[Start of Record excerpts]

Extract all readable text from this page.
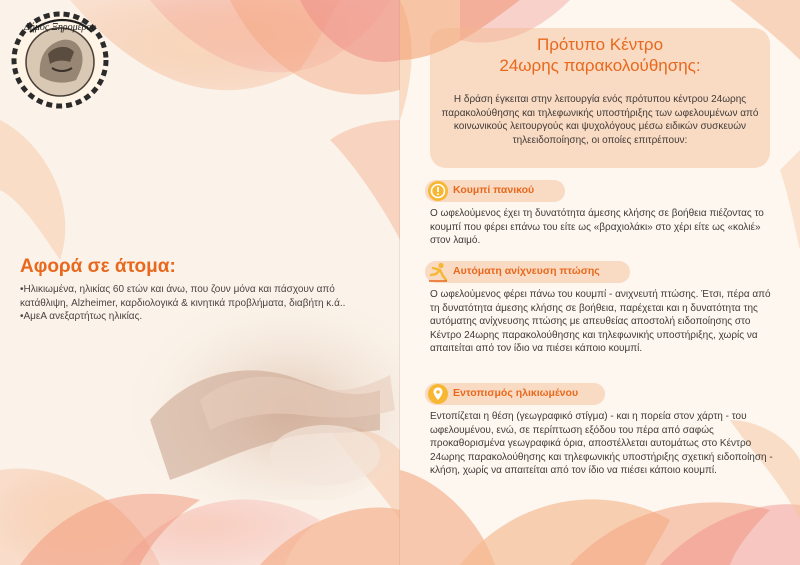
Δήμος Ξηρομέρου
Αφορά σε άτομα:
•Ηλικιωμένα, ηλικίας 60 ετών και άνω, που ζουν μόνα και πάσχουν από κατάθλιψη, Alzheimer, καρδιολογικά & κινητικά προβλήματα, διαβήτη κ.ά..
•ΑμεΑ ανεξαρτήτως ηλικίας.
Πρότυπο Κέντρο
24ωρης παρακολούθησης:

Η δράση έγκειται στην λειτουργία ενός πρότυπου κέντρου 24ωρης παρακολούθησης και τηλεφωνικής υποστήριξης των ωφελουμένων από κοινωνικούς λειτουργούς και ψυχολόγους μέσω ειδικών συσκευών τηλεειδοποίησης, οι οποίες επιτρέπουν:

Κουμπί πανικού

Ο ωφελούμενος έχει τη δυνατότητα άμεσης κλήσης σε βοήθεια πιέζοντας το κουμπί που φέρει επάνω του είτε ως «βραχιολάκι» στο χέρι είτε ως «κολιέ» στον λαιμό.

Αυτόματη ανίχνευση πτώσης

Ο ωφελούμενος φέρει πάνω του κουμπί - ανιχνευτή πτώσης. Έτσι, πέρα από τη δυνατότητα άμεσης κλήσης σε βοήθεια, παρέχεται και η δυνατότητα της αυτόματης ανίχνευσης πτώσης με απευθείας αποστολή ειδοποίησης στο Κέντρο 24ωρης παρακολούθησης και τηλεφωνικής υποστήριξης, χωρίς να απαιτείται από τον ίδιο να πιέσει κάποιο κουμπί.

Εντοπισμός ηλικιωμένου

Εντοπίζεται η θέση (γεωγραφικό στίγμα) - και η πορεία στον χάρτη - του ωφελουμένου, ενώ, σε περίπτωση εξόδου του πέρα από σαφώς προκαθορισμένα γεωγραφικά όρια, αποστέλλεται αυτομάτως στο Κέντρο 24ωρης παρακολούθησης και τηλεφωνικής υποστήριξης σχετική ειδοποίηση - κλήση, χωρίς να απαιτείται από τον ίδιο να πιέσει κάποιο κουμπί.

[End of Record excerpts]

▶ **Problem to solve**
Copy every record character for character. Skip the pictures.

▶ **Task result**
Extract all readable text from this page.
Δήμος Ξηρομέρου
Αφορά σε άτομα:
•Ηλικιωμένα, ηλικίας 60 ετών και άνω, που ζουν μόνα και πάσχουν από κατάθλιψη, Alzheimer, καρδιολογικά & κινητικά προβλήματα, διαβήτη κ.ά..
•ΑμεΑ ανεξαρτήτως ηλικίας.
Πρότυπο Κέντρο
24ωρης παρακολούθησης:

Η δράση έγκειται στην λειτουργία ενός πρότυπου κέντρου 24ωρης παρακολούθησης και τηλεφωνικής υποστήριξης των ωφελουμένων από κοινωνικούς λειτουργούς και ψυχολόγους μέσω ειδικών συσκευών τηλεειδοποίησης, οι οποίες επιτρέπουν:

Κουμπί πανικού

Ο ωφελούμενος έχει τη δυνατότητα άμεσης κλήσης σε βοήθεια πιέζοντας το κουμπί που φέρει επάνω του είτε ως «βραχιολάκι» στο χέρι είτε ως «κολιέ» στον λαιμό.

Αυτόματη ανίχνευση πτώσης

Ο ωφελούμενος φέρει πάνω του κουμπί - ανιχνευτή πτώσης. Έτσι, πέρα από τη δυνατότητα άμεσης κλήσης σε βοήθεια, παρέχεται και η δυνατότητα της αυτόματης ανίχνευσης πτώσης με απευθείας αποστολή ειδοποίησης στο Κέντρο 24ωρης παρακολούθησης και τηλεφωνικής υποστήριξης, χωρίς να απαιτείται από τον ίδιο να πιέσει κάποιο κουμπί.

Εντοπισμός ηλικιωμένου

Εντοπίζεται η θέση (γεωγραφικό στίγμα) - και η πορεία στον χάρτη - του ωφελουμένου, ενώ, σε περίπτωση εξόδου του πέρα από σαφώς προκαθορισμένα γεωγραφικά όρια, αποστέλλεται αυτομάτως στο Κέντρο 24ωρης παρακολούθησης και τηλεφωνικής υποστήριξης σχετική ειδοποίηση - κλήση, χωρίς να απαιτείται από τον ίδιο να πιέσει κάποιο κουμπί.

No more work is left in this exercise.